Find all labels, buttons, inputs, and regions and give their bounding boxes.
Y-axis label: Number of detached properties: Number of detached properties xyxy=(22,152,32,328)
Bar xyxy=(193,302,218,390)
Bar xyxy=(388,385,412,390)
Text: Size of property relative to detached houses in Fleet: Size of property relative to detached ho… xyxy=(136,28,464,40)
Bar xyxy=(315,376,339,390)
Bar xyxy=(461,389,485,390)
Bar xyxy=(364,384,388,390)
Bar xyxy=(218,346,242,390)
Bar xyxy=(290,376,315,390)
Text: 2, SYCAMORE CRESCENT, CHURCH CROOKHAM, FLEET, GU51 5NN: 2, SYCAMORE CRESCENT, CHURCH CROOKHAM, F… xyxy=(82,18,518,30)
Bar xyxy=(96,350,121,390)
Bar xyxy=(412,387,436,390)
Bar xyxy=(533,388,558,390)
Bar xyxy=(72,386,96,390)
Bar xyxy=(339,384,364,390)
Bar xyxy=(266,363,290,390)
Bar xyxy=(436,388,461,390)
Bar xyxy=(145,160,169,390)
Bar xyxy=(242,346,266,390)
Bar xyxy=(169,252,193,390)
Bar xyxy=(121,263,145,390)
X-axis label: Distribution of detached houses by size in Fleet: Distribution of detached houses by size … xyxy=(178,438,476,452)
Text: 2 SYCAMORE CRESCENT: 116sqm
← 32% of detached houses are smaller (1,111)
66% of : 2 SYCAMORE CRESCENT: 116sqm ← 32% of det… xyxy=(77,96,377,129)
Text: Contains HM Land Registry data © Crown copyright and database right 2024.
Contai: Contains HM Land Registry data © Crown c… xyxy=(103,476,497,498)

━━━━━━━━━━━━━━━━━━━━━━━━━━━━━━

PROBLEM REQUIREMENTS:
Copy the records above line for line, changing nothing.

RESULT:
Find all labels, buttons, inputs, and regions and give their bounding boxes.
Y-axis label: Number of detached properties: Number of detached properties xyxy=(22,152,32,328)
Bar xyxy=(193,302,218,390)
Bar xyxy=(388,385,412,390)
Text: Size of property relative to detached houses in Fleet: Size of property relative to detached ho… xyxy=(136,28,464,40)
Bar xyxy=(315,376,339,390)
Bar xyxy=(461,389,485,390)
Bar xyxy=(364,384,388,390)
Bar xyxy=(218,346,242,390)
Bar xyxy=(290,376,315,390)
Text: 2, SYCAMORE CRESCENT, CHURCH CROOKHAM, FLEET, GU51 5NN: 2, SYCAMORE CRESCENT, CHURCH CROOKHAM, F… xyxy=(82,18,518,30)
Bar xyxy=(96,350,121,390)
Bar xyxy=(412,387,436,390)
Bar xyxy=(533,388,558,390)
Bar xyxy=(72,386,96,390)
Bar xyxy=(339,384,364,390)
Bar xyxy=(266,363,290,390)
Bar xyxy=(436,388,461,390)
Bar xyxy=(145,160,169,390)
Bar xyxy=(242,346,266,390)
Bar xyxy=(169,252,193,390)
Bar xyxy=(121,263,145,390)
X-axis label: Distribution of detached houses by size in Fleet: Distribution of detached houses by size … xyxy=(178,438,476,452)
Text: 2 SYCAMORE CRESCENT: 116sqm
← 32% of detached houses are smaller (1,111)
66% of : 2 SYCAMORE CRESCENT: 116sqm ← 32% of det… xyxy=(77,96,377,129)
Text: Contains HM Land Registry data © Crown copyright and database right 2024.
Contai: Contains HM Land Registry data © Crown c… xyxy=(103,476,497,498)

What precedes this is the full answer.